Stated problem –
Go through the entries below and write each one out exactly.
════════════════
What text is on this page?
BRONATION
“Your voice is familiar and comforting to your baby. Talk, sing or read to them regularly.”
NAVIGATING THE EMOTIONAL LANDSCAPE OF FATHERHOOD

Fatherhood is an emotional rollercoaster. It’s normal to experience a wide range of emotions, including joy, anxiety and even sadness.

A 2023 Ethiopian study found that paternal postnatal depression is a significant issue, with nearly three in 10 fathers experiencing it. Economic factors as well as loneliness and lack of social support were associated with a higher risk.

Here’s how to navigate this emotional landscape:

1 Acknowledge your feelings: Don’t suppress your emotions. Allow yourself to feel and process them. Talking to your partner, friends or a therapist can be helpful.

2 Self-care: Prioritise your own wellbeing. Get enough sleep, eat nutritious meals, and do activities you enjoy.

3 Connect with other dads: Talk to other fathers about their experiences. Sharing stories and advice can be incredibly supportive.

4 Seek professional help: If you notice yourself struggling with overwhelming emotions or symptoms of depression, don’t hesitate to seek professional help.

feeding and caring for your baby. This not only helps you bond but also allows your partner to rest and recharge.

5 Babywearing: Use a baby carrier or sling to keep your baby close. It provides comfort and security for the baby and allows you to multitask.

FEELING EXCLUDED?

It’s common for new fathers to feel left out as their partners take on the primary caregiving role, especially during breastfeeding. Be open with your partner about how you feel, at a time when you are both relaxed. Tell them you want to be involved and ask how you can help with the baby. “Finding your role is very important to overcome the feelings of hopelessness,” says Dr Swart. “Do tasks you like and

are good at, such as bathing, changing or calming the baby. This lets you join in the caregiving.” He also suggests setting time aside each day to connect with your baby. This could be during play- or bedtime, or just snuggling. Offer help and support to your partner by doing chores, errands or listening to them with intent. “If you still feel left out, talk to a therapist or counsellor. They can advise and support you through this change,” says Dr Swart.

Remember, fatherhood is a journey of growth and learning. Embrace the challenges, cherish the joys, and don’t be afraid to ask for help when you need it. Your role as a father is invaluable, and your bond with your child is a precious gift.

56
════════════════
Solved exercise –
What text is on this page?
BRONATION
“Your voice is familiar and comforting to your baby. Talk, sing or read to them regularly.”
NAVIGATING THE EMOTIONAL LANDSCAPE OF FATHERHOOD

Fatherhood is an emotional rollercoaster. It’s normal to experience a wide range of emotions, including joy, anxiety and even sadness.

A 2023 Ethiopian study found that paternal postnatal depression is a significant issue, with nearly three in 10 fathers experiencing it. Economic factors as well as loneliness and lack of social support were associated with a higher risk.

Here’s how to navigate this emotional landscape:

1 Acknowledge your feelings: Don’t suppress your emotions. Allow yourself to feel and process them. Talking to your partner, friends or a therapist can be helpful.

2 Self-care: Prioritise your own wellbeing. Get enough sleep, eat nutritious meals, and do activities you enjoy.

3 Connect with other dads: Talk to other fathers about their experiences. Sharing stories and advice can be incredibly supportive.

4 Seek professional help: If you notice yourself struggling with overwhelming emotions or symptoms of depression, don’t hesitate to seek professional help.

feeding and caring for your baby. This not only helps you bond but also allows your partner to rest and recharge.

5 Babywearing: Use a baby carrier or sling to keep your baby close. It provides comfort and security for the baby and allows you to multitask.

FEELING EXCLUDED?

It’s common for new fathers to feel left out as their partners take on the primary caregiving role, especially during breastfeeding. Be open with your partner about how you feel, at a time when you are both relaxed. Tell them you want to be involved and ask how you can help with the baby. “Finding your role is very important to overcome the feelings of hopelessness,” says Dr Swart. “Do tasks you like and

are good at, such as bathing, changing or calming the baby. This lets you join in the caregiving.” He also suggests setting time aside each day to connect with your baby. This could be during play- or bedtime, or just snuggling. Offer help and support to your partner by doing chores, errands or listening to them with intent. “If you still feel left out, talk to a therapist or counsellor. They can advise and support you through this change,” says Dr Swart.

Remember, fatherhood is a journey of growth and learning. Embrace the challenges, cherish the joys, and don’t be afraid to ask for help when you need it. Your role as a father is invaluable, and your bond with your child is a precious gift.

56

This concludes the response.